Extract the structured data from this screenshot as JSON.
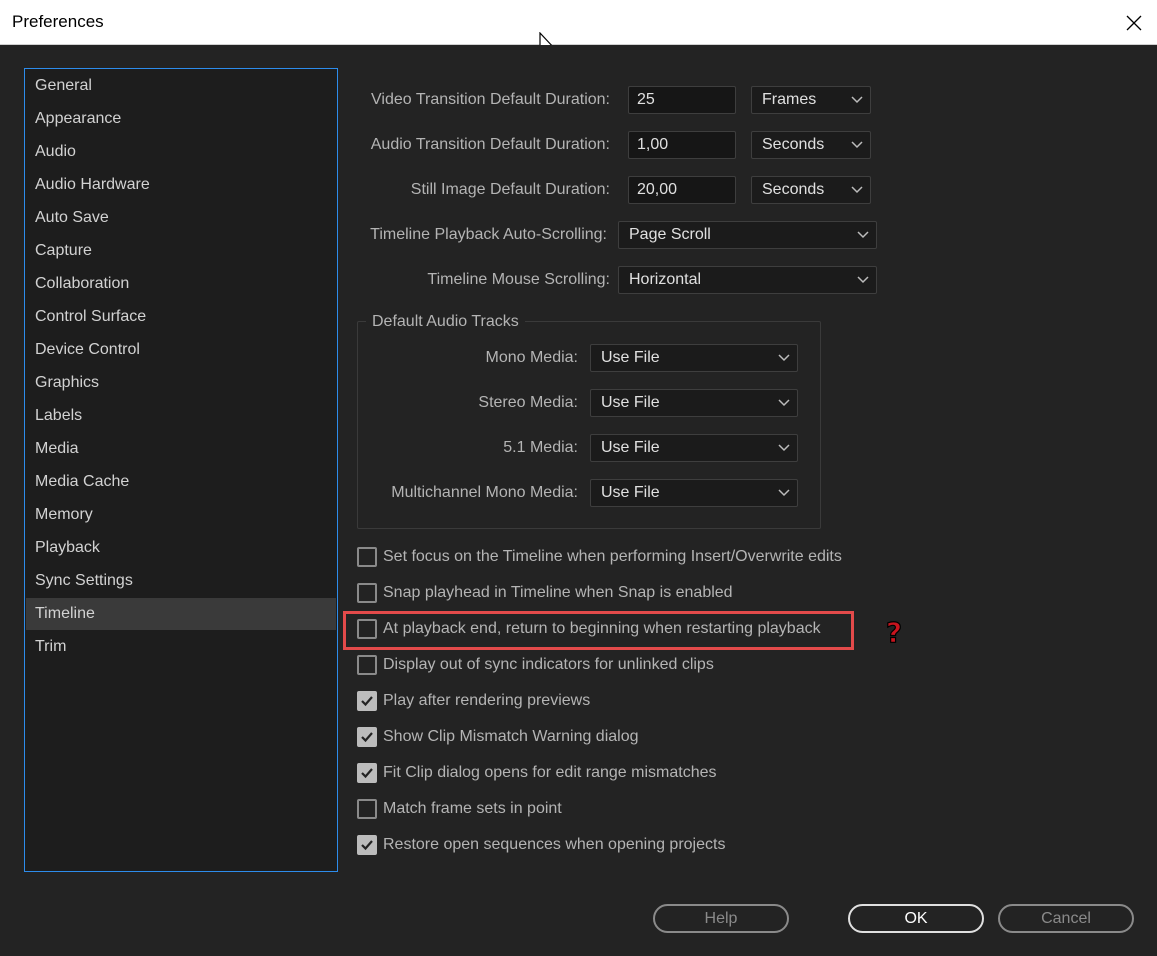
{
  "window": {
    "title": "Preferences"
  },
  "sidebar": {
    "items": [
      {
        "label": "General"
      },
      {
        "label": "Appearance"
      },
      {
        "label": "Audio"
      },
      {
        "label": "Audio Hardware"
      },
      {
        "label": "Auto Save"
      },
      {
        "label": "Capture"
      },
      {
        "label": "Collaboration"
      },
      {
        "label": "Control Surface"
      },
      {
        "label": "Device Control"
      },
      {
        "label": "Graphics"
      },
      {
        "label": "Labels"
      },
      {
        "label": "Media"
      },
      {
        "label": "Media Cache"
      },
      {
        "label": "Memory"
      },
      {
        "label": "Playback"
      },
      {
        "label": "Sync Settings"
      },
      {
        "label": "Timeline"
      },
      {
        "label": "Trim"
      }
    ],
    "selected": "Timeline"
  },
  "timeline": {
    "video_transition": {
      "label": "Video Transition Default Duration:",
      "value": "25",
      "unit": "Frames"
    },
    "audio_transition": {
      "label": "Audio Transition Default Duration:",
      "value": "1,00",
      "unit": "Seconds"
    },
    "still_image": {
      "label": "Still Image Default Duration:",
      "value": "20,00",
      "unit": "Seconds"
    },
    "auto_scrolling": {
      "label": "Timeline Playback Auto-Scrolling:",
      "value": "Page Scroll"
    },
    "mouse_scrolling": {
      "label": "Timeline Mouse Scrolling:",
      "value": "Horizontal"
    },
    "audio_tracks": {
      "title": "Default Audio Tracks",
      "mono": {
        "label": "Mono Media:",
        "value": "Use File"
      },
      "stereo": {
        "label": "Stereo Media:",
        "value": "Use File"
      },
      "surround": {
        "label": "5.1 Media:",
        "value": "Use File"
      },
      "multichannel": {
        "label": "Multichannel Mono Media:",
        "value": "Use File"
      }
    },
    "checkboxes": [
      {
        "label": "Set focus on the Timeline when performing Insert/Overwrite edits",
        "checked": false
      },
      {
        "label": "Snap playhead in Timeline when Snap is enabled",
        "checked": false
      },
      {
        "label": "At playback end, return to beginning when restarting playback",
        "checked": false
      },
      {
        "label": "Display out of sync indicators for unlinked clips",
        "checked": false
      },
      {
        "label": "Play after rendering previews",
        "checked": true
      },
      {
        "label": "Show Clip Mismatch Warning dialog",
        "checked": true
      },
      {
        "label": "Fit Clip dialog opens for edit range mismatches",
        "checked": true
      },
      {
        "label": "Match frame sets in point",
        "checked": false
      },
      {
        "label": "Restore open sequences when opening projects",
        "checked": true
      }
    ],
    "annotation_glyph": "?"
  },
  "buttons": {
    "help": "Help",
    "ok": "OK",
    "cancel": "Cancel"
  },
  "colors": {
    "accent": "#2d8ceb",
    "highlight": "#e34a4a",
    "question": "#c9141e"
  },
  "icons": {
    "close": "close-icon",
    "chevron": "chevron-down-icon",
    "check": "checkmark-icon",
    "question": "question-icon",
    "cursor": "mouse-cursor-icon"
  }
}
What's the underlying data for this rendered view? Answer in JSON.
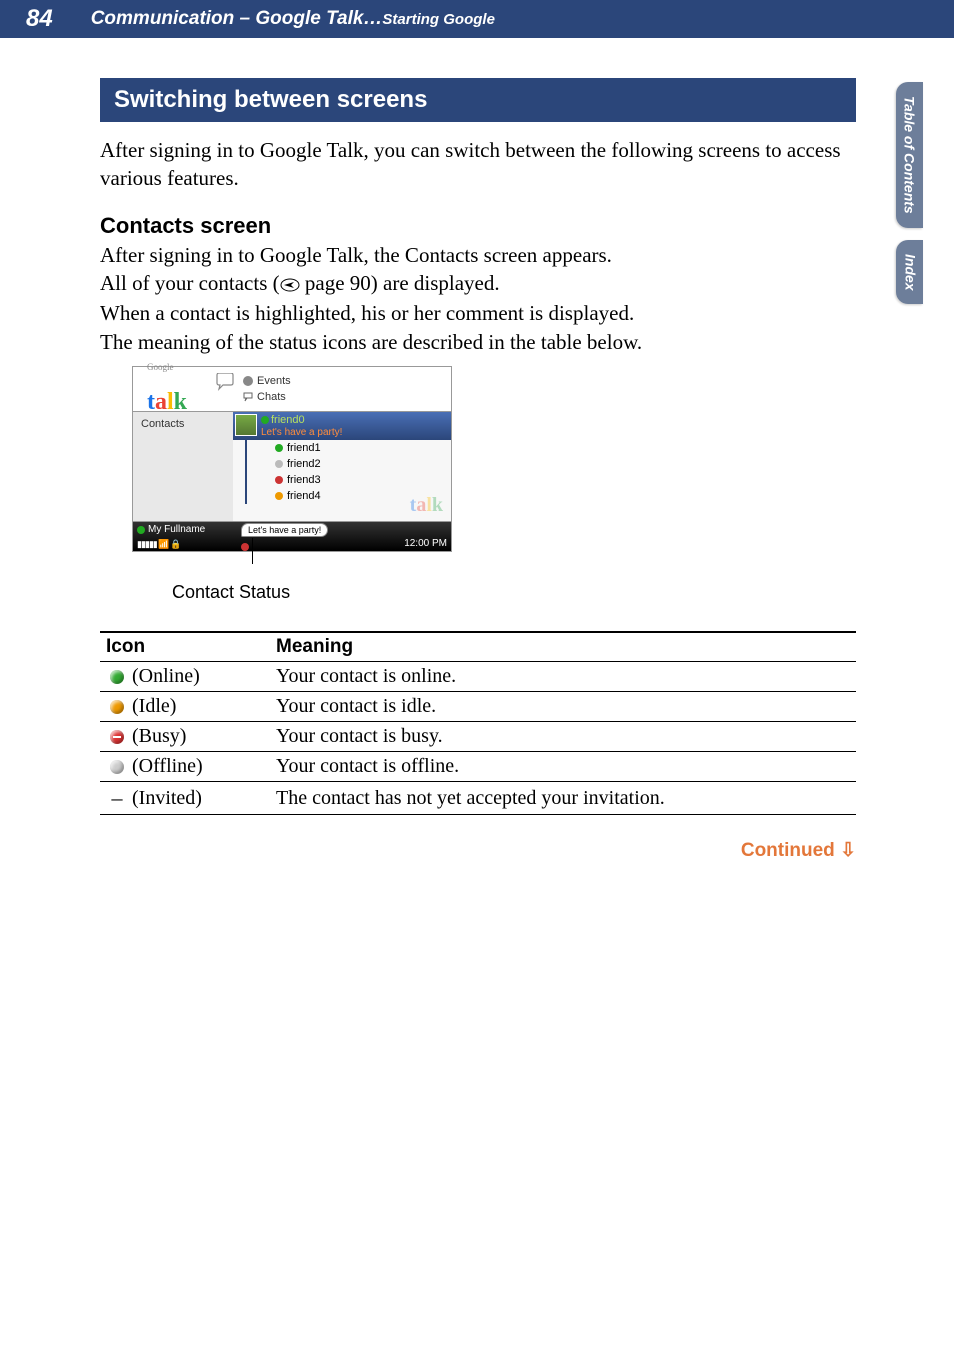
{
  "header": {
    "page_number": "84",
    "breadcrumb_main": "Communication – Google Talk…",
    "breadcrumb_sub": "Starting Google"
  },
  "section_heading": "Switching between screens",
  "intro_text": "After signing in to Google Talk, you can switch between the following screens to access various features.",
  "contacts": {
    "heading": "Contacts screen",
    "line1": "After signing in to Google Talk, the Contacts screen appears.",
    "line2a": "All of your contacts (",
    "line2b": " page 90) are displayed.",
    "line3": "When a contact is highlighted, his or her comment is displayed.",
    "line4": "The meaning of the status icons are described in the table below."
  },
  "screenshot": {
    "events": "Events",
    "chats": "Chats",
    "contacts_label": "Contacts",
    "selected_name": "friend0",
    "selected_msg": "Let's have a party!",
    "friends": [
      "friend1",
      "friend2",
      "friend3",
      "friend4"
    ],
    "status_name": "My Fullname",
    "status_bubble": "Let's have a party!",
    "time": "12:00 PM",
    "caption": "Contact Status"
  },
  "table": {
    "header_icon": "Icon",
    "header_meaning": "Meaning",
    "rows": [
      {
        "label": "(Online)",
        "meaning": "Your contact is online."
      },
      {
        "label": "(Idle)",
        "meaning": "Your contact is idle."
      },
      {
        "label": "(Busy)",
        "meaning": "Your contact is busy."
      },
      {
        "label": "(Offline)",
        "meaning": "Your contact is offline."
      },
      {
        "label": "(Invited)",
        "meaning": "The contact has not yet accepted your invitation."
      }
    ],
    "invited_symbol": "–"
  },
  "continued": "Continued",
  "tabs": {
    "toc1": "Table of",
    "toc2": "Contents",
    "index": "Index"
  }
}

* * * * *

#### [INSTRUCTIONS FOR THE TASK]
Your task is to set down the records shown above exactly, minus any pictures.

#### [EXERCISE RESULT]
Extract the structured data from this screenshot as JSON.
{
  "window": {
    "title": "Preferences"
  },
  "sidebar": {
    "items": [
      {
        "label": "General"
      },
      {
        "label": "Appearance"
      },
      {
        "label": "Audio"
      },
      {
        "label": "Audio Hardware"
      },
      {
        "label": "Auto Save"
      },
      {
        "label": "Capture"
      },
      {
        "label": "Collaboration"
      },
      {
        "label": "Control Surface"
      },
      {
        "label": "Device Control"
      },
      {
        "label": "Graphics"
      },
      {
        "label": "Labels"
      },
      {
        "label": "Media"
      },
      {
        "label": "Media Cache"
      },
      {
        "label": "Memory"
      },
      {
        "label": "Playback"
      },
      {
        "label": "Sync Settings"
      },
      {
        "label": "Timeline"
      },
      {
        "label": "Trim"
      }
    ],
    "selected": "Timeline"
  },
  "timeline": {
    "video_transition": {
      "label": "Video Transition Default Duration:",
      "value": "25",
      "unit": "Frames"
    },
    "audio_transition": {
      "label": "Audio Transition Default Duration:",
      "value": "1,00",
      "unit": "Seconds"
    },
    "still_image": {
      "label": "Still Image Default Duration:",
      "value": "20,00",
      "unit": "Seconds"
    },
    "auto_scrolling": {
      "label": "Timeline Playback Auto-Scrolling:",
      "value": "Page Scroll"
    },
    "mouse_scrolling": {
      "label": "Timeline Mouse Scrolling:",
      "value": "Horizontal"
    },
    "audio_tracks": {
      "title": "Default Audio Tracks",
      "mono": {
        "label": "Mono Media:",
        "value": "Use File"
      },
      "stereo": {
        "label": "Stereo Media:",
        "value": "Use File"
      },
      "surround": {
        "label": "5.1 Media:",
        "value": "Use File"
      },
      "multichannel": {
        "label": "Multichannel Mono Media:",
        "value": "Use File"
      }
    },
    "checkboxes": [
      {
        "label": "Set focus on the Timeline when performing Insert/Overwrite edits",
        "checked": false
      },
      {
        "label": "Snap playhead in Timeline when Snap is enabled",
        "checked": false
      },
      {
        "label": "At playback end, return to beginning when restarting playback",
        "checked": false
      },
      {
        "label": "Display out of sync indicators for unlinked clips",
        "checked": false
      },
      {
        "label": "Play after rendering previews",
        "checked": true
      },
      {
        "label": "Show Clip Mismatch Warning dialog",
        "checked": true
      },
      {
        "label": "Fit Clip dialog opens for edit range mismatches",
        "checked": true
      },
      {
        "label": "Match frame sets in point",
        "checked": false
      },
      {
        "label": "Restore open sequences when opening projects",
        "checked": true
      }
    ],
    "annotation_glyph": "?"
  },
  "buttons": {
    "help": "Help",
    "ok": "OK",
    "cancel": "Cancel"
  },
  "colors": {
    "accent": "#2d8ceb",
    "highlight": "#e34a4a",
    "question": "#c9141e"
  },
  "icons": {
    "close": "close-icon",
    "chevron": "chevron-down-icon",
    "check": "checkmark-icon",
    "question": "question-icon",
    "cursor": "mouse-cursor-icon"
  }
}
What's the underlying data for this rendered view? Answer in JSON.
{
  "header": {
    "page_number": "84",
    "breadcrumb_main": "Communication – Google Talk…",
    "breadcrumb_sub": "Starting Google"
  },
  "section_heading": "Switching between screens",
  "intro_text": "After signing in to Google Talk, you can switch between the following screens to access various features.",
  "contacts": {
    "heading": "Contacts screen",
    "line1": "After signing in to Google Talk, the Contacts screen appears.",
    "line2a": "All of your contacts (",
    "line2b": " page 90) are displayed.",
    "line3": "When a contact is highlighted, his or her comment is displayed.",
    "line4": "The meaning of the status icons are described in the table below."
  },
  "screenshot": {
    "events": "Events",
    "chats": "Chats",
    "contacts_label": "Contacts",
    "selected_name": "friend0",
    "selected_msg": "Let's have a party!",
    "friends": [
      "friend1",
      "friend2",
      "friend3",
      "friend4"
    ],
    "status_name": "My Fullname",
    "status_bubble": "Let's have a party!",
    "time": "12:00 PM",
    "caption": "Contact Status"
  },
  "table": {
    "header_icon": "Icon",
    "header_meaning": "Meaning",
    "rows": [
      {
        "label": "(Online)",
        "meaning": "Your contact is online."
      },
      {
        "label": "(Idle)",
        "meaning": "Your contact is idle."
      },
      {
        "label": "(Busy)",
        "meaning": "Your contact is busy."
      },
      {
        "label": "(Offline)",
        "meaning": "Your contact is offline."
      },
      {
        "label": "(Invited)",
        "meaning": "The contact has not yet accepted your invitation."
      }
    ],
    "invited_symbol": "–"
  },
  "continued": "Continued",
  "tabs": {
    "toc1": "Table of",
    "toc2": "Contents",
    "index": "Index"
  }
}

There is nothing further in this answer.